TASK STATEMENT:
Reproduce the listing word for word. Skip any image.

DATA FOR THE TASK:
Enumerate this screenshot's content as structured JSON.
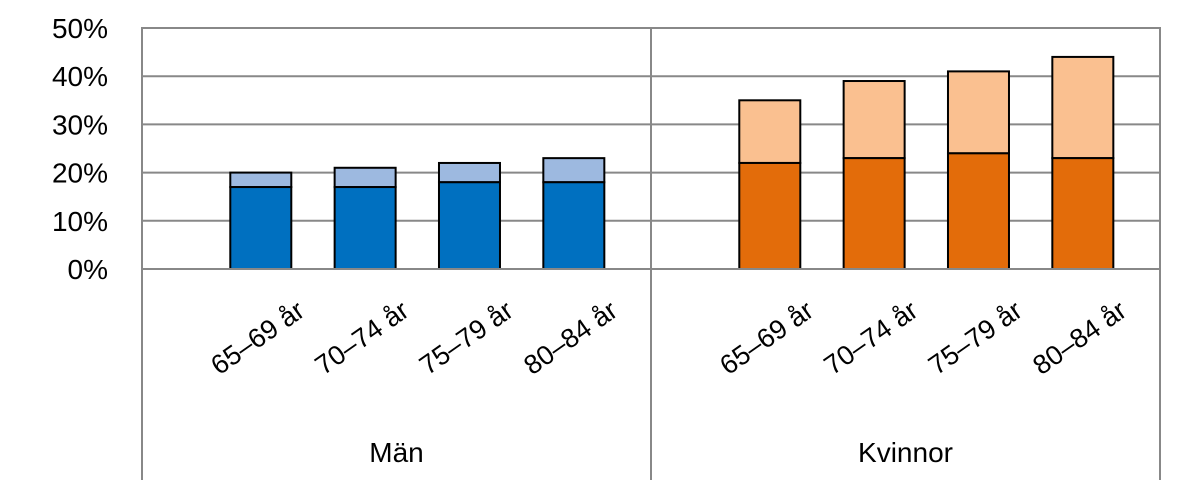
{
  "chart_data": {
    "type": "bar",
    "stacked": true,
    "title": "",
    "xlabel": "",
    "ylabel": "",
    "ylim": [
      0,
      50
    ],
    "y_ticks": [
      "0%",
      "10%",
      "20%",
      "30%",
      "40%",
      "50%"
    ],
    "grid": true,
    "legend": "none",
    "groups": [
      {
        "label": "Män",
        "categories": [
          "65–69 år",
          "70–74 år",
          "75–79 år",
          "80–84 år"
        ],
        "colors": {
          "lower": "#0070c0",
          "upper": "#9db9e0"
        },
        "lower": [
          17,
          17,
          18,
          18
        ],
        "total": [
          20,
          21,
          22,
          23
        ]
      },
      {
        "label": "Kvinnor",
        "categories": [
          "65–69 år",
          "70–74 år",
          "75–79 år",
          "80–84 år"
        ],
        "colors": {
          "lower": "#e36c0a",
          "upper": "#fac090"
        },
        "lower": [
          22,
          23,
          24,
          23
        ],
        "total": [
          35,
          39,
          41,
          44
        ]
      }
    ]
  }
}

OUTPUT OF THE TASK:
Enumerate this screenshot's content as structured JSON.
{
  "chart_data": {
    "type": "bar",
    "stacked": true,
    "title": "",
    "xlabel": "",
    "ylabel": "",
    "ylim": [
      0,
      50
    ],
    "y_ticks": [
      "0%",
      "10%",
      "20%",
      "30%",
      "40%",
      "50%"
    ],
    "grid": true,
    "legend": "none",
    "groups": [
      {
        "label": "Män",
        "categories": [
          "65–69 år",
          "70–74 år",
          "75–79 år",
          "80–84 år"
        ],
        "colors": {
          "lower": "#0070c0",
          "upper": "#9db9e0"
        },
        "lower": [
          17,
          17,
          18,
          18
        ],
        "total": [
          20,
          21,
          22,
          23
        ]
      },
      {
        "label": "Kvinnor",
        "categories": [
          "65–69 år",
          "70–74 år",
          "75–79 år",
          "80–84 år"
        ],
        "colors": {
          "lower": "#e36c0a",
          "upper": "#fac090"
        },
        "lower": [
          22,
          23,
          24,
          23
        ],
        "total": [
          35,
          39,
          41,
          44
        ]
      }
    ]
  }
}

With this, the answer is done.